> [To do]:
Check each line of the material below, and copy it if it holds the string "inbox".
======== Information provided
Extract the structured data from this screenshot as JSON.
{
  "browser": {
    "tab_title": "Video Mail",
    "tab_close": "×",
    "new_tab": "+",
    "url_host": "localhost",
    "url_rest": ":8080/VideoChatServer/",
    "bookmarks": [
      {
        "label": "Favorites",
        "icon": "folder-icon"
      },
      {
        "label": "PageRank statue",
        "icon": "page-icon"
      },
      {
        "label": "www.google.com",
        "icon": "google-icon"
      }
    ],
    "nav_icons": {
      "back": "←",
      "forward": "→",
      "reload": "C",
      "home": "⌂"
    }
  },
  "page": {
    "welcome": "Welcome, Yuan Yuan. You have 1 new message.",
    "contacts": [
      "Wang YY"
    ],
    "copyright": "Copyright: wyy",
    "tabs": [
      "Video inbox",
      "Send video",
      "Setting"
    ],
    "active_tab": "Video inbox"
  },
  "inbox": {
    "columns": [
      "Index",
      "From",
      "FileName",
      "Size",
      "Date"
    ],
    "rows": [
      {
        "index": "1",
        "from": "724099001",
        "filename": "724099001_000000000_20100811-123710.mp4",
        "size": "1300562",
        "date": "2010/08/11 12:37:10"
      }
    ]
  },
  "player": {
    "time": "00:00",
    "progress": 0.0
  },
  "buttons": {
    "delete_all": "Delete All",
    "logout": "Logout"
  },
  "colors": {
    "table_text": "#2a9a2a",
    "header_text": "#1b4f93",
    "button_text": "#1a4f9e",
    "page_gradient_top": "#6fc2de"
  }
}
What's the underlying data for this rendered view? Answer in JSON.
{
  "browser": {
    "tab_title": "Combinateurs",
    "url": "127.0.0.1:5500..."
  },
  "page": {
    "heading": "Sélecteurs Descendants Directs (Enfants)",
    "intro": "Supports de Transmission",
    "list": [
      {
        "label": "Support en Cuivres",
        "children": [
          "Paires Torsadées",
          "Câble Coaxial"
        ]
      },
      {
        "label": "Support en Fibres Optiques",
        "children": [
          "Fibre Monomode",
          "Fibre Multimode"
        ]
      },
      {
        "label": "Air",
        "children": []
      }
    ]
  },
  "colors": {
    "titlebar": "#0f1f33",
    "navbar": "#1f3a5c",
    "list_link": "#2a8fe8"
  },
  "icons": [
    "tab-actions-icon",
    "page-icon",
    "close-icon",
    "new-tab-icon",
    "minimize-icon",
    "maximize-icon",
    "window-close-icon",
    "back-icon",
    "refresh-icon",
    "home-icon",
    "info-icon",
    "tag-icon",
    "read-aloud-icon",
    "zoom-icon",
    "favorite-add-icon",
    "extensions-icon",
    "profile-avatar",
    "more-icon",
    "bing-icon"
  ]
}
================
> [Full answer]:
      "Video inbox",
    "active_tab": "Video inbox"
  "inbox": {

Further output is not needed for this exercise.